• **GIVEN DATA**
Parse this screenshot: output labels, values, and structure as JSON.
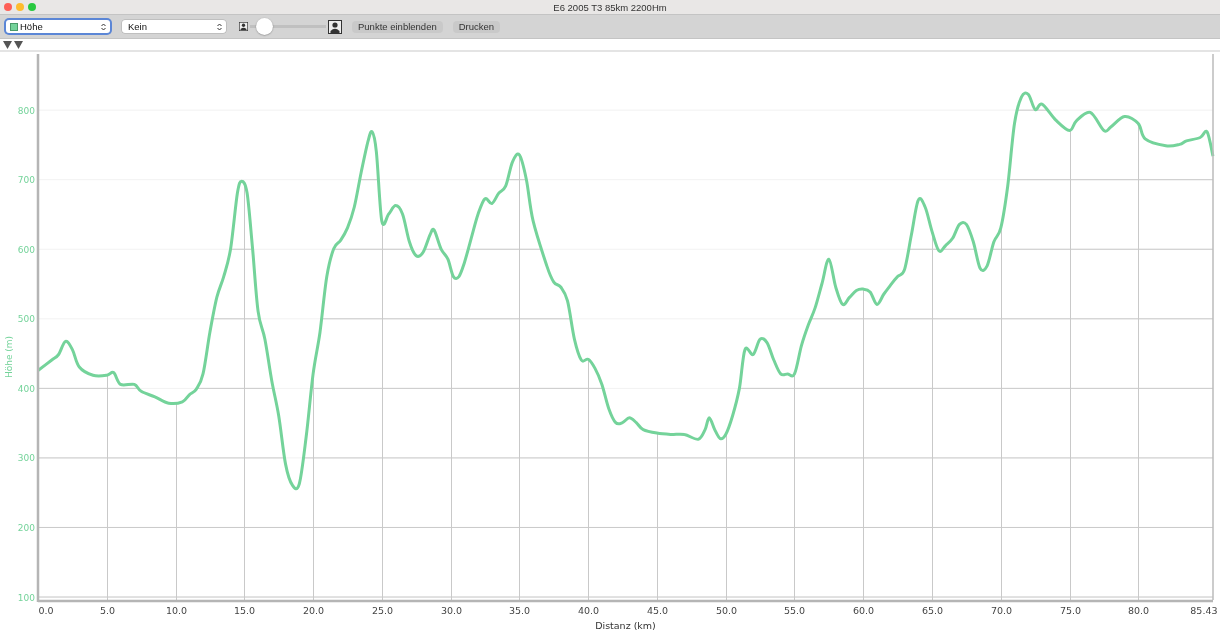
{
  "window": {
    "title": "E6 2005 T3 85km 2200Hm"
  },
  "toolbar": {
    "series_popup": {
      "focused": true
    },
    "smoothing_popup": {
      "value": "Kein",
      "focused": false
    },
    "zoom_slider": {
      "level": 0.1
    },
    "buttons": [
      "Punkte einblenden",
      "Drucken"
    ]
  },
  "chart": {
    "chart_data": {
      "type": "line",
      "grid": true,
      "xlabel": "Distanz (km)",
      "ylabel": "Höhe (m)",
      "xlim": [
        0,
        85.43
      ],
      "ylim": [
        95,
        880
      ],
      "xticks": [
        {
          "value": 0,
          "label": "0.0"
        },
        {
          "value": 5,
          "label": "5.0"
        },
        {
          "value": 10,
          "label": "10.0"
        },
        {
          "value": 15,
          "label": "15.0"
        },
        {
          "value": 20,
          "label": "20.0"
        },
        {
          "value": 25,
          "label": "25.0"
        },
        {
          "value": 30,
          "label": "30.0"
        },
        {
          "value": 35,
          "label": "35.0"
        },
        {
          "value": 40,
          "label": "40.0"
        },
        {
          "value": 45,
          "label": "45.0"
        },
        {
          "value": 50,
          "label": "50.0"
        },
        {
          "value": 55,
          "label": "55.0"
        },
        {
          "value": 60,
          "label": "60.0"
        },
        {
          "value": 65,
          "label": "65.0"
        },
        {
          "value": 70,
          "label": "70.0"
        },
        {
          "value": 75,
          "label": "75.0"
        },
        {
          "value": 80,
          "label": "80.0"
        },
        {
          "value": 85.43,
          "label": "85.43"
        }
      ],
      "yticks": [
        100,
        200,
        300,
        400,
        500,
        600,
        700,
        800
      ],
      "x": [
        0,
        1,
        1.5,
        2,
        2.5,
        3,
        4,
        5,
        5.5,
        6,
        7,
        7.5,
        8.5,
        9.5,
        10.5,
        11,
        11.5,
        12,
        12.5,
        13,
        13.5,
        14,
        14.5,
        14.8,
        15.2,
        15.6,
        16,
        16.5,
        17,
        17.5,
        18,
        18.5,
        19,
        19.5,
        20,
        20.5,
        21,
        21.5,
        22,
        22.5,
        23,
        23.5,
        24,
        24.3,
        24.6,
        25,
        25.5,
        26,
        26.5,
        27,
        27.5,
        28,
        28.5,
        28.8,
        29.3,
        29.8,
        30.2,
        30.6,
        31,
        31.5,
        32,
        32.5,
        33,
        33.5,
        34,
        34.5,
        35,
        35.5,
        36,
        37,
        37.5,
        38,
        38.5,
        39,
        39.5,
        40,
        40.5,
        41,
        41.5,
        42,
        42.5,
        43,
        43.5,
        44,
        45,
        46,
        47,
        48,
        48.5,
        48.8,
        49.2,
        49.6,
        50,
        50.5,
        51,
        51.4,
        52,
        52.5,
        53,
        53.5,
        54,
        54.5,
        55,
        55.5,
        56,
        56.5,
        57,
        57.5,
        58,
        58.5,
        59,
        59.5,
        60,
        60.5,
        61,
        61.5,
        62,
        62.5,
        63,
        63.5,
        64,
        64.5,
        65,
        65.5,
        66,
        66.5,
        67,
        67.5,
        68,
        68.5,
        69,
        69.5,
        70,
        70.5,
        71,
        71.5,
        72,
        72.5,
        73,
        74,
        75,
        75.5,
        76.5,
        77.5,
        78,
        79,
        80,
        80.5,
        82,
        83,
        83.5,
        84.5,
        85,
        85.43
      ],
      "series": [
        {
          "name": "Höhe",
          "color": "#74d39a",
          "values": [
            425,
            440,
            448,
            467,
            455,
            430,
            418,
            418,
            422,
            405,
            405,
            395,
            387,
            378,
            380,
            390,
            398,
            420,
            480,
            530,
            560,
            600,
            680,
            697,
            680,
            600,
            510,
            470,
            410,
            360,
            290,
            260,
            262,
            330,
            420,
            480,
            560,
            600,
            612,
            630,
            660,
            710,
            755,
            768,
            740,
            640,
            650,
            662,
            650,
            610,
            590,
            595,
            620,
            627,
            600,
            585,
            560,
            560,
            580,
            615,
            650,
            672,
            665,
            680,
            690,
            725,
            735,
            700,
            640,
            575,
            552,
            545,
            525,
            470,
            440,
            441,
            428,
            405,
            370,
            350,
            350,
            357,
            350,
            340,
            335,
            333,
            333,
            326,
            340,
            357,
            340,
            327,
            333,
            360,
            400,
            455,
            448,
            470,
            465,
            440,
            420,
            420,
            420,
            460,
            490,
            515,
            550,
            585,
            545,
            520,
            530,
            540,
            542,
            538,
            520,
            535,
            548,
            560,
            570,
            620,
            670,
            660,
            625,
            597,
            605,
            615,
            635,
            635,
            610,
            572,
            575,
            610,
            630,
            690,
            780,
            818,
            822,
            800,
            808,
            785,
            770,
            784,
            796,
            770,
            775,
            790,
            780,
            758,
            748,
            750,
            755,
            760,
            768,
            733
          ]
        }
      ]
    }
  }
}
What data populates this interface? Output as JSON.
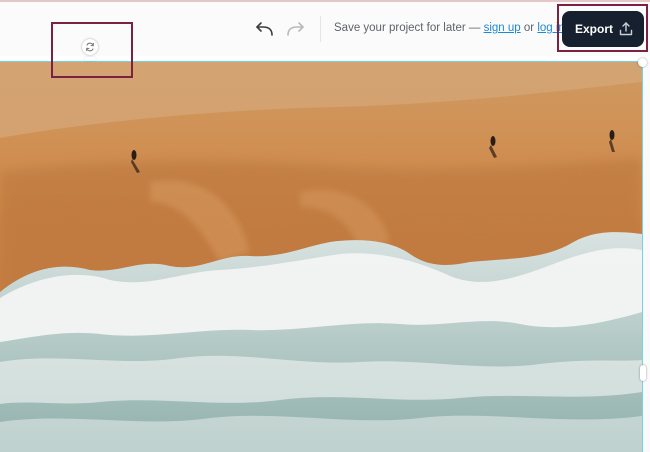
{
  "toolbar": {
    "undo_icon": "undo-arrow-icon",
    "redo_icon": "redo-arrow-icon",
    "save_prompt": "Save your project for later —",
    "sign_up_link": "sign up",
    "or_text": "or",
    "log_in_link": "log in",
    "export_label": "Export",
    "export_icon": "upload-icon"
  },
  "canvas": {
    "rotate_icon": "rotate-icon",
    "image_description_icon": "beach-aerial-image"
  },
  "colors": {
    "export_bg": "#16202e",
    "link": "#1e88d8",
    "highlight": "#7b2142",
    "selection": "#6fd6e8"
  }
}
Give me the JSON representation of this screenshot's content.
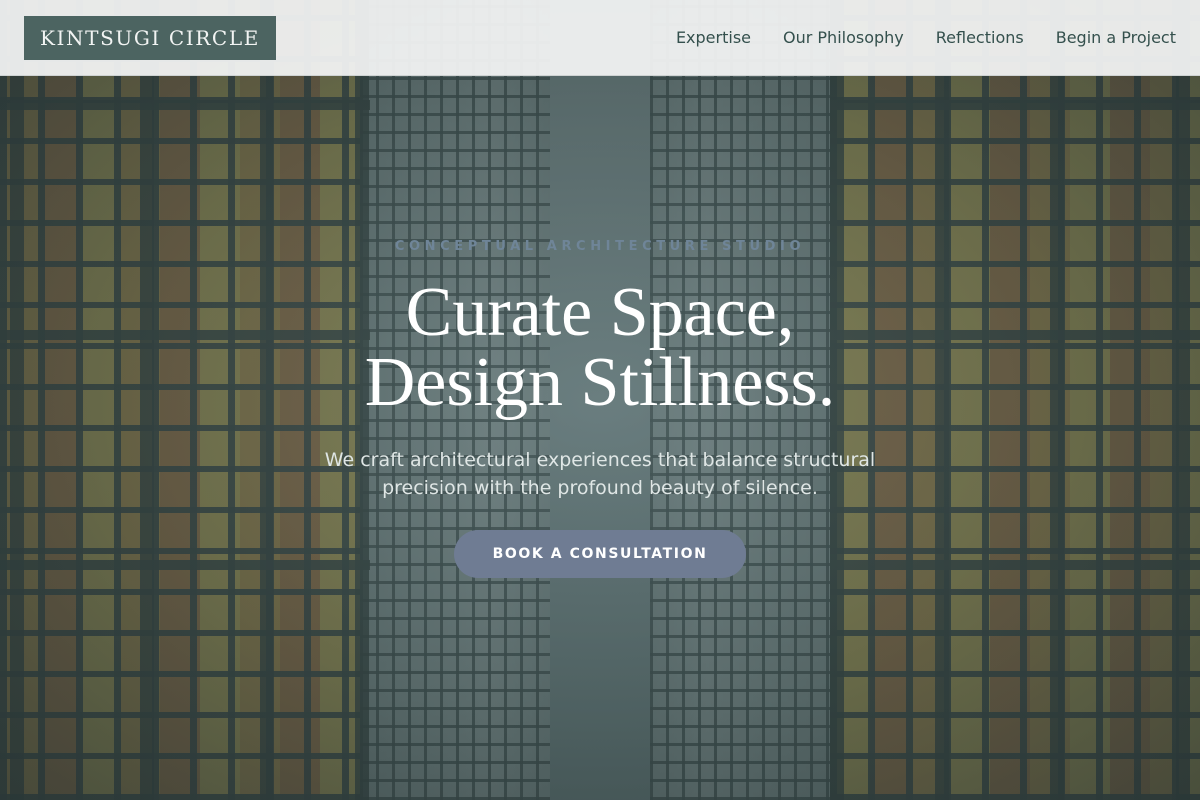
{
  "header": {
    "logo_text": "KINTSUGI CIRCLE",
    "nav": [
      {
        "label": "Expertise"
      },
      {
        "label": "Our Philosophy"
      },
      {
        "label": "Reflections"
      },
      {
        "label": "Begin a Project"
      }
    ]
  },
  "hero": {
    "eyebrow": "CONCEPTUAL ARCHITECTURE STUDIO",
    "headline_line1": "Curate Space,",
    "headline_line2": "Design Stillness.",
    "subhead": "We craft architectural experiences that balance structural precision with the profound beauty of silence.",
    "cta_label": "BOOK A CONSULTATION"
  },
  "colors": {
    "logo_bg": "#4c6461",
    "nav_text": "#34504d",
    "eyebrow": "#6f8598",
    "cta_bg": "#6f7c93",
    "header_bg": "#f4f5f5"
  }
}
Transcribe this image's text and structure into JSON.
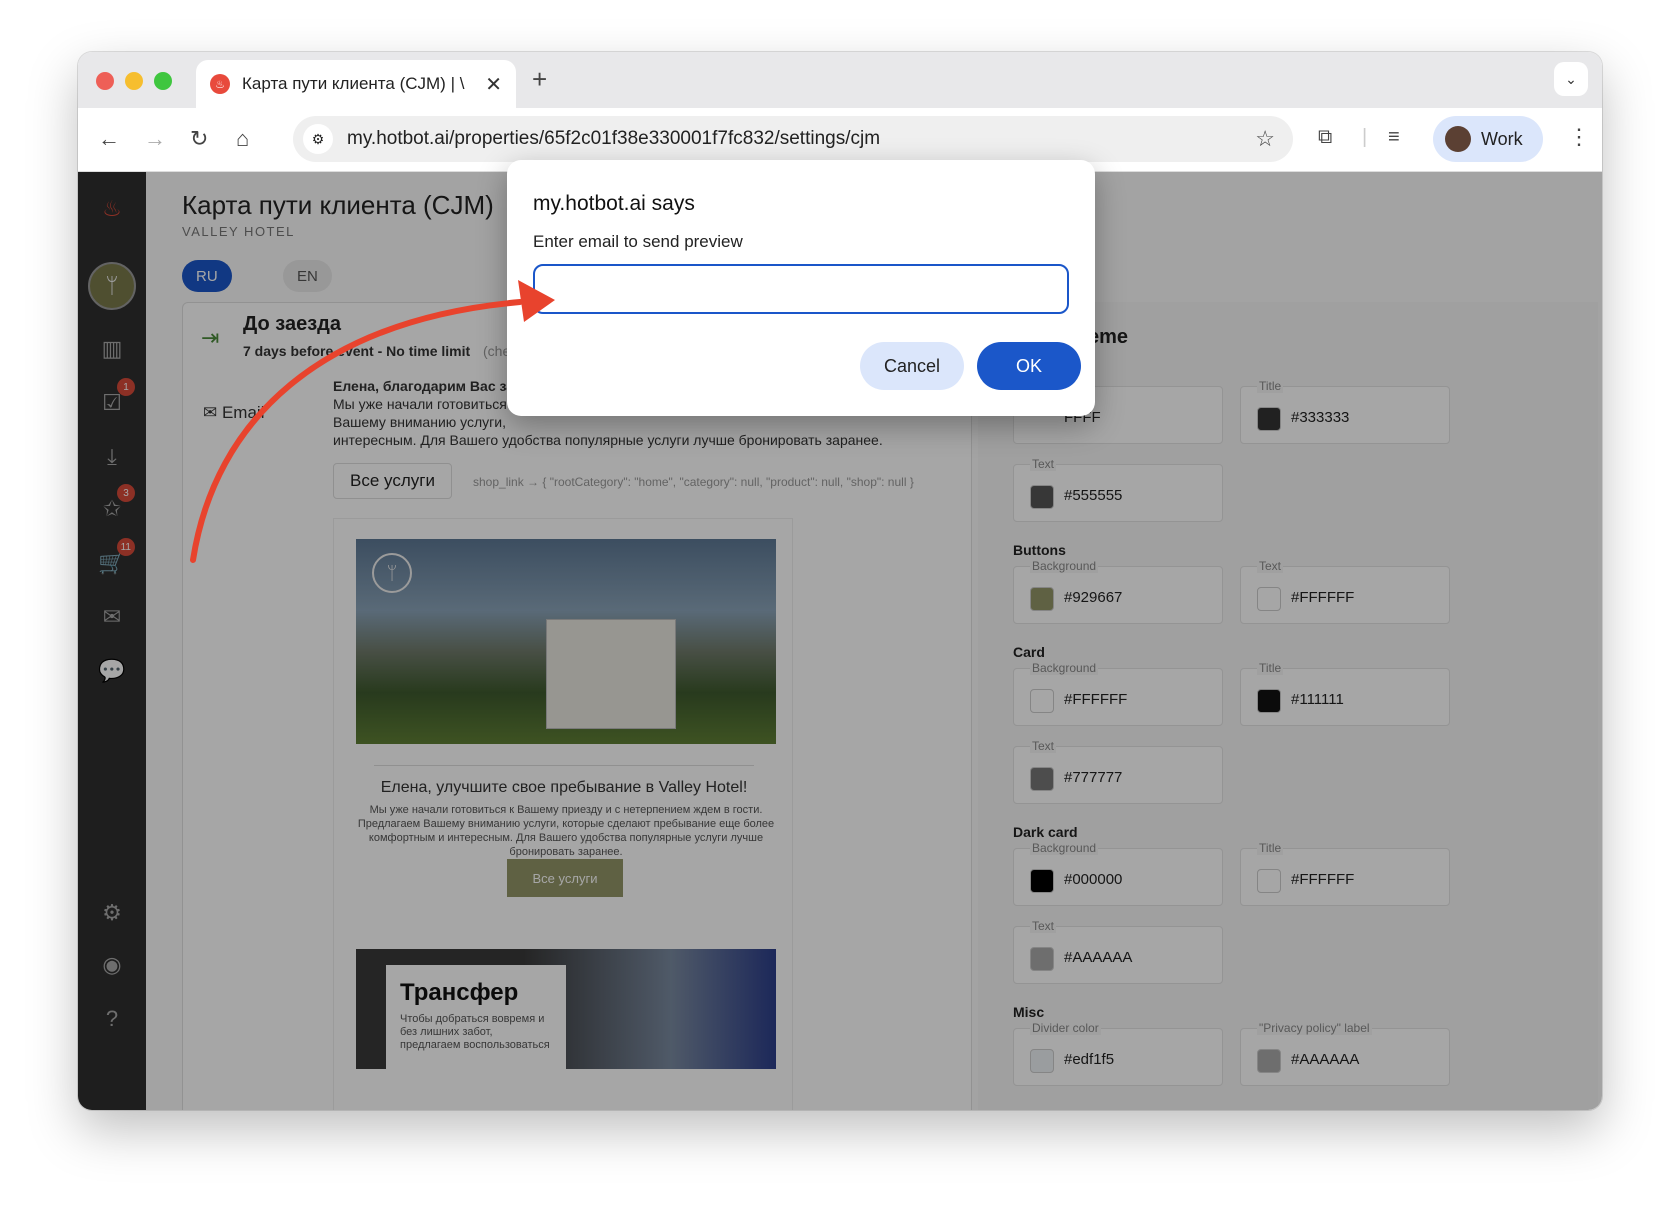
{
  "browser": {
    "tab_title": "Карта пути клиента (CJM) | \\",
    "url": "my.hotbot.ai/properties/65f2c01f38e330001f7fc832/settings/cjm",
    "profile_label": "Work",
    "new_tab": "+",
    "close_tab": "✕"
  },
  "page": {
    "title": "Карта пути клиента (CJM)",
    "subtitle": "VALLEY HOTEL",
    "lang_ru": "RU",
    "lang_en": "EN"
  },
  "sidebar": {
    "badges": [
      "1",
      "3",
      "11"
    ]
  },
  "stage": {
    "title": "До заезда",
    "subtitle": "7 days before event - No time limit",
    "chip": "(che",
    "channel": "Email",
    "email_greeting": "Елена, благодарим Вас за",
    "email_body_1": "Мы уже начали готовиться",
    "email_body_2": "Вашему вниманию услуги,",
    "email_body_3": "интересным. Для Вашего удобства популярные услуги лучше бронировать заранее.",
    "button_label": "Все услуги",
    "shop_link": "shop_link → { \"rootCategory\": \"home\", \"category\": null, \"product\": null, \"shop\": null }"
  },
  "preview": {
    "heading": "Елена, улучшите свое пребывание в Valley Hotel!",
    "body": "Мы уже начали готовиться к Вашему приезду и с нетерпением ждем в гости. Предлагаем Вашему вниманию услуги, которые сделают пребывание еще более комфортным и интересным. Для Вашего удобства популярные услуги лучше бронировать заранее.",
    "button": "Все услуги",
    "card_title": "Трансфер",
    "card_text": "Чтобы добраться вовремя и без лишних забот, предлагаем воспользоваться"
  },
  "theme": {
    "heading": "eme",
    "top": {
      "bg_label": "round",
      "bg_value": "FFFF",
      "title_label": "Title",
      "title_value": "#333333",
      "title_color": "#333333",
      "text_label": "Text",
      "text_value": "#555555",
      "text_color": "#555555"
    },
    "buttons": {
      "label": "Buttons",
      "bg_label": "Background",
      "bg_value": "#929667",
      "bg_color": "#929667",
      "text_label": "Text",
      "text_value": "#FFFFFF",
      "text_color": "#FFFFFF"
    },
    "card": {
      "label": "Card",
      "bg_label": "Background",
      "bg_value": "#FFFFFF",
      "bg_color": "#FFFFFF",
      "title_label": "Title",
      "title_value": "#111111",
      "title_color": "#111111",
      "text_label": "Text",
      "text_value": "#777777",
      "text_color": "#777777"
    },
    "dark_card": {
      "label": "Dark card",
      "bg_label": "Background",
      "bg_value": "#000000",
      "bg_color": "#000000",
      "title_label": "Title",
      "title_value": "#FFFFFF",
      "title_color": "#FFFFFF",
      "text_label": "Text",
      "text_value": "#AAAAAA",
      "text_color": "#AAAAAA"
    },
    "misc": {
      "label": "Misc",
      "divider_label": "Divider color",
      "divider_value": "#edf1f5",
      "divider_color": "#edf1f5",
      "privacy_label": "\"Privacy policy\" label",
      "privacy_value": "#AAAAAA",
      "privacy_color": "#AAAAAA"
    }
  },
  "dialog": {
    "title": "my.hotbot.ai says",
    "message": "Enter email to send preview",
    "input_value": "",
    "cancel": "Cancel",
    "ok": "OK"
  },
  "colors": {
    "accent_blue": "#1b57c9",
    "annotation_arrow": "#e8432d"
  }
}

• **WHAT TO DO**
Leave out every line without the string "вниманию" and copy the rest.

• **FULL RESPONSE**
    "email_body_2": "Вашему вниманию услуги,",
    "body": "Мы уже начали готовиться к Вашему приезду и с нетерпением ждем в гости. Предлагаем Вашему вниманию услуги, которые сделают пребывание еще более комфортным и интересным. Для Вашего удобства популярные услуги лучше бронировать заранее.",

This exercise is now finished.